* THE DATA:

= = =

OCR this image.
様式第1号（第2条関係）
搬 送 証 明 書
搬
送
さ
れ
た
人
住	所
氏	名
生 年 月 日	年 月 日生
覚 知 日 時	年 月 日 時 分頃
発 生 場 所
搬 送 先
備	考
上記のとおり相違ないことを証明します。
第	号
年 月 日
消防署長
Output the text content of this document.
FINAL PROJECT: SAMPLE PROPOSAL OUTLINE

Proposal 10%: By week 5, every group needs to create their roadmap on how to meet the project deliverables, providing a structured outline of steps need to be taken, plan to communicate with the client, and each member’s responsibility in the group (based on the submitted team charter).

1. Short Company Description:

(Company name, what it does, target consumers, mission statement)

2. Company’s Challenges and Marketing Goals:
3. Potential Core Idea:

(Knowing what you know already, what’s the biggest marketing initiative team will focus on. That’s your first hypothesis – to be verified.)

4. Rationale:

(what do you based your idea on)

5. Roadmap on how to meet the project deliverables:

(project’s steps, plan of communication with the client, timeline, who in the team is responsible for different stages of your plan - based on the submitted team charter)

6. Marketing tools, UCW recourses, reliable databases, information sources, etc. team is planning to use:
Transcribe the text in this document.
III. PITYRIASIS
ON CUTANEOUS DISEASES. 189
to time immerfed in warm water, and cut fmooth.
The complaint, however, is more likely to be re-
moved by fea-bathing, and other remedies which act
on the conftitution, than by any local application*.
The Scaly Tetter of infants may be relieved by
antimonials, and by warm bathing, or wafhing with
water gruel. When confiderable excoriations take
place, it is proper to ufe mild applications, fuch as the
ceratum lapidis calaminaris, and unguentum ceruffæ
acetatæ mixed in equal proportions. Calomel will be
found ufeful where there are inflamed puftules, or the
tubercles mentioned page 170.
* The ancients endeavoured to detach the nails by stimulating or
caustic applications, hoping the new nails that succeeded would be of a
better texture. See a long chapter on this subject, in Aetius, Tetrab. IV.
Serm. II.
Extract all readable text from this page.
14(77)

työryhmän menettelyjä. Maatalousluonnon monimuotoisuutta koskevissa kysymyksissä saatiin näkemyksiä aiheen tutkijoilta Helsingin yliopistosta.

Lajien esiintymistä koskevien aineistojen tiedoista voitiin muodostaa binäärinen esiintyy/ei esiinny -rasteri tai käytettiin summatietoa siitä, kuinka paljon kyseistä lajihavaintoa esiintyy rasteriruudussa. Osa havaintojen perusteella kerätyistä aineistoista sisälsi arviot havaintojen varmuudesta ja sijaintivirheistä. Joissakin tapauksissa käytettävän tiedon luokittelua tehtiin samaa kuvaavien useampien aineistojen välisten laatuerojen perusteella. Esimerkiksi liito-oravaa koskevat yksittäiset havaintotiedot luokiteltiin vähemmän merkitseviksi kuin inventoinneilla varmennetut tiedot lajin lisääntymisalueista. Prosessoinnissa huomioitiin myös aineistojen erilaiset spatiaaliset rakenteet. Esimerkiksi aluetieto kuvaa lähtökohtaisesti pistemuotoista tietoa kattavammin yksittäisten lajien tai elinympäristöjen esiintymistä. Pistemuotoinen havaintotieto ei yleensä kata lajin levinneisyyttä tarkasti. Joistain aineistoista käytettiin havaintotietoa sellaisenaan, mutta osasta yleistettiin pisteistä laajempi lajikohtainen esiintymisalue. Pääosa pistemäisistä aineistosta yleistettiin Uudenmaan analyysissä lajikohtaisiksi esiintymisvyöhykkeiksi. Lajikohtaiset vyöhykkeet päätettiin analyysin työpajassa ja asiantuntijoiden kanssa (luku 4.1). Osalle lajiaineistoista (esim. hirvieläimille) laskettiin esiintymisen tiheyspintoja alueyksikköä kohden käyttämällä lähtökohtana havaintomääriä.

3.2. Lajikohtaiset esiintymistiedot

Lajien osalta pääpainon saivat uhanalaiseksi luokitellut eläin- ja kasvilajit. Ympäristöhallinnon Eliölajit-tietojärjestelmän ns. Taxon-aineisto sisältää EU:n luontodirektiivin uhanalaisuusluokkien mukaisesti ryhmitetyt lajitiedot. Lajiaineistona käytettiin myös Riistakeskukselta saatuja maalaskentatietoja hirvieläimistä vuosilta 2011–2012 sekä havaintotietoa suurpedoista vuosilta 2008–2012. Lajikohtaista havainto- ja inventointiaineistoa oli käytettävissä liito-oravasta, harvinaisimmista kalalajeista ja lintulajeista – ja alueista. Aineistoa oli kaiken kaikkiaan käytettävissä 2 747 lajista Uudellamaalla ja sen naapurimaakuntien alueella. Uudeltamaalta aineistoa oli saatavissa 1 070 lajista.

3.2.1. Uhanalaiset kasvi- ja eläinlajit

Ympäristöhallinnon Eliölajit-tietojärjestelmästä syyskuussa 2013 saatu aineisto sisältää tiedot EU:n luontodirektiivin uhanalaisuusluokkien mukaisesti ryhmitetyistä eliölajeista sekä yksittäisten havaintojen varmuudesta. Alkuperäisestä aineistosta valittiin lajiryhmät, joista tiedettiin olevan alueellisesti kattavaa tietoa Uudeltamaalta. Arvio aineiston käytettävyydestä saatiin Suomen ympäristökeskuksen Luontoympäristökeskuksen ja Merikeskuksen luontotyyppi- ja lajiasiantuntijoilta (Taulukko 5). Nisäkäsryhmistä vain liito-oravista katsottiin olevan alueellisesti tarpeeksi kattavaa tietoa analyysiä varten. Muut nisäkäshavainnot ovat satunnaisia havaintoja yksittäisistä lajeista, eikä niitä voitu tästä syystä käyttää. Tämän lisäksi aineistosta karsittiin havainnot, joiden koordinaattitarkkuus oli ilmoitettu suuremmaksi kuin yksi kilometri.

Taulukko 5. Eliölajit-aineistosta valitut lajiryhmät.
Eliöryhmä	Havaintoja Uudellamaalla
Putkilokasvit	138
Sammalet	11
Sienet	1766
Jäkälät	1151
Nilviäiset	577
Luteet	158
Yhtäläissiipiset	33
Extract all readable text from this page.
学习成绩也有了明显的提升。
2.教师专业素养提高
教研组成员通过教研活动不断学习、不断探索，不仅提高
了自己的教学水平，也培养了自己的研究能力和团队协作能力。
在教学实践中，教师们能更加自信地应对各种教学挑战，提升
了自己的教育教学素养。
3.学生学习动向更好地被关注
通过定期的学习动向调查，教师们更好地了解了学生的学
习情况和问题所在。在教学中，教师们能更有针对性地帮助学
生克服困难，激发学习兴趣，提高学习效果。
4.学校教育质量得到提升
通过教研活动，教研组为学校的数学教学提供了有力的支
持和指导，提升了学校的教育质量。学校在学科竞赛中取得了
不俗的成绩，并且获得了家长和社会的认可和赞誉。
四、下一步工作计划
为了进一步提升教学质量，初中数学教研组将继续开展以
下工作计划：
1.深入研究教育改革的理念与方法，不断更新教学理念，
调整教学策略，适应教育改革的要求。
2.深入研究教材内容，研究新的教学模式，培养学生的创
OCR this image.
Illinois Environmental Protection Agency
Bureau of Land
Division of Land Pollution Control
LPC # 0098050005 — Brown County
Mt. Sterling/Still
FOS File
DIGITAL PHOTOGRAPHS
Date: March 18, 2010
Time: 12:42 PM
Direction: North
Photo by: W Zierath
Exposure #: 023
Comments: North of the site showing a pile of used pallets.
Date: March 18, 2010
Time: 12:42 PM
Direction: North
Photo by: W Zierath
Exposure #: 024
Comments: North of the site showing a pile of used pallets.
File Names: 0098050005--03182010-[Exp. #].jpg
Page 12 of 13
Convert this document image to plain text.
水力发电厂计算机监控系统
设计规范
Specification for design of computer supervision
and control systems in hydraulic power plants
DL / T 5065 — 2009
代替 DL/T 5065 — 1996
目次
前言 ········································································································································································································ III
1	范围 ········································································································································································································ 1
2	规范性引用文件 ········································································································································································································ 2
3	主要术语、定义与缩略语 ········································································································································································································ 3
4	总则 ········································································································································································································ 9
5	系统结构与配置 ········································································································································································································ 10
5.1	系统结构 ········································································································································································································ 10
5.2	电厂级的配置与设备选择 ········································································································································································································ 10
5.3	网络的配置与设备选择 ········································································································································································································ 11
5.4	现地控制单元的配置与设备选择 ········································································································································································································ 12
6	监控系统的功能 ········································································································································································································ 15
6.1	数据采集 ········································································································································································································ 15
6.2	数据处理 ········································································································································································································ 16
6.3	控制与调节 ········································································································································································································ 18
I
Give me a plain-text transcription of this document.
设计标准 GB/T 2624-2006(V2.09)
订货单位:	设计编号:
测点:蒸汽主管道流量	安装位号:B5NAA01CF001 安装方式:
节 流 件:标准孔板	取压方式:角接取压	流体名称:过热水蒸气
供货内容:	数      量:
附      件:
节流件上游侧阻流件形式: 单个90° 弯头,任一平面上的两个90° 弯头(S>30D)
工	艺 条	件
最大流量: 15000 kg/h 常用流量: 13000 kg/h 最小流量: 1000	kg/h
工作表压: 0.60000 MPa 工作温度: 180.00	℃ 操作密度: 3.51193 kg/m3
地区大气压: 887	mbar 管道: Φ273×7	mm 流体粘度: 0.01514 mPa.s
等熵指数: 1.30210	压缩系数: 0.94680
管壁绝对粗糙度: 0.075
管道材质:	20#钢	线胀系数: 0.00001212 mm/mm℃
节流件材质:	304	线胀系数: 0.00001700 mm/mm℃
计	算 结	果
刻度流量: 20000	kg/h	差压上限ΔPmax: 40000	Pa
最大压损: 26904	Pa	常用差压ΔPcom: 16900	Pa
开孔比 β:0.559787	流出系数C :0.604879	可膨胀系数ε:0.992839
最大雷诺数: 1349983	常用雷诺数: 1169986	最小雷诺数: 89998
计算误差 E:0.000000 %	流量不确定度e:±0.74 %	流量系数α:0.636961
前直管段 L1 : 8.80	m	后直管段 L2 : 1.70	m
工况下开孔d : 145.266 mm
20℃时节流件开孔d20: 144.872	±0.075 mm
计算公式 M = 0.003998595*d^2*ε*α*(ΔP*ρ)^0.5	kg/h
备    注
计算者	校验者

= = =

* GIVEN PROBLEM: Extract from the material all lines containing the string "this".

* IN RESPONSE:
OCR this image.
Output the text content of this document.
Transcribe the text in this document.
better texture. See a long chapter on this subject, in Aetius, Tetrab. IV.
Extract all readable text from this page.
Extract all readable text from this page.
OCR this image.
Convert this document image to plain text.
Give me a plain-text transcription of this document.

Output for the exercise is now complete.